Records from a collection

= = = = =

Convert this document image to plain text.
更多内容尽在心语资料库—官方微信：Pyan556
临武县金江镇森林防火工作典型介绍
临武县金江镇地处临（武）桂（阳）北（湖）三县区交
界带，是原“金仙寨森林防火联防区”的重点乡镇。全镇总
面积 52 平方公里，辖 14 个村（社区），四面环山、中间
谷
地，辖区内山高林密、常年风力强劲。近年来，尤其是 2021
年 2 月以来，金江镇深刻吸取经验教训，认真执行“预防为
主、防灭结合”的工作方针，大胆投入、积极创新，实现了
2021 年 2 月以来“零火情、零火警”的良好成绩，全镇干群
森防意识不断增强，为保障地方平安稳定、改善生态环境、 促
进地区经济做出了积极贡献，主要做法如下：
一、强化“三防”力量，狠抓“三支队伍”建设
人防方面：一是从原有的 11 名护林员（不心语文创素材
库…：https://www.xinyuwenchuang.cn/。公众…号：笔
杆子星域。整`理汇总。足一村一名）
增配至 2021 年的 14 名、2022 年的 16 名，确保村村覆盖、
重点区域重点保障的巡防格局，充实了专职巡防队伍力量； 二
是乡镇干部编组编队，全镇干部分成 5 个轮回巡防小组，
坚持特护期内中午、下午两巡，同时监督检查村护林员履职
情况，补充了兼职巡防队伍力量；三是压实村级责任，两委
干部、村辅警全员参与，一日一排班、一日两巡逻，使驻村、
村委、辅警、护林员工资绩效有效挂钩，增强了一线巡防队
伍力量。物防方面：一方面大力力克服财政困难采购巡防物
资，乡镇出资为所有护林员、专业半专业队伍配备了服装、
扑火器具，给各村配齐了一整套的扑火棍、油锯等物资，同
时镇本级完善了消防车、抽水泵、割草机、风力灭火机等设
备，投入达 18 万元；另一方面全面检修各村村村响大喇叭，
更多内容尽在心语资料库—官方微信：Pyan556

= = = = =

Direction: Copy each record from above without leaving any out.

Full solution:
Convert this document image to plain text.
更多内容尽在心语资料库—官方微信：Pyan556
临武县金江镇森林防火工作典型介绍
临武县金江镇地处临（武）桂（阳）北（湖）三县区交
界带，是原“金仙寨森林防火联防区”的重点乡镇。全镇总
面积 52 平方公里，辖 14 个村（社区），四面环山、中间
谷
地，辖区内山高林密、常年风力强劲。近年来，尤其是 2021
年 2 月以来，金江镇深刻吸取经验教训，认真执行“预防为
主、防灭结合”的工作方针，大胆投入、积极创新，实现了
2021 年 2 月以来“零火情、零火警”的良好成绩，全镇干群
森防意识不断增强，为保障地方平安稳定、改善生态环境、 促
进地区经济做出了积极贡献，主要做法如下：
一、强化“三防”力量，狠抓“三支队伍”建设
人防方面：一是从原有的 11 名护林员（不心语文创素材
库…：https://www.xinyuwenchuang.cn/。公众…号：笔
杆子星域。整`理汇总。足一村一名）
增配至 2021 年的 14 名、2022 年的 16 名，确保村村覆盖、
重点区域重点保障的巡防格局，充实了专职巡防队伍力量； 二
是乡镇干部编组编队，全镇干部分成 5 个轮回巡防小组，
坚持特护期内中午、下午两巡，同时监督检查村护林员履职
情况，补充了兼职巡防队伍力量；三是压实村级责任，两委
干部、村辅警全员参与，一日一排班、一日两巡逻，使驻村、
村委、辅警、护林员工资绩效有效挂钩，增强了一线巡防队
伍力量。物防方面：一方面大力力克服财政困难采购巡防物
资，乡镇出资为所有护林员、专业半专业队伍配备了服装、
扑火器具，给各村配齐了一整套的扑火棍、油锯等物资，同
时镇本级完善了消防车、抽水泵、割草机、风力灭火机等设
备，投入达 18 万元；另一方面全面检修各村村村响大喇叭，
更多内容尽在心语资料库—官方微信：Pyan556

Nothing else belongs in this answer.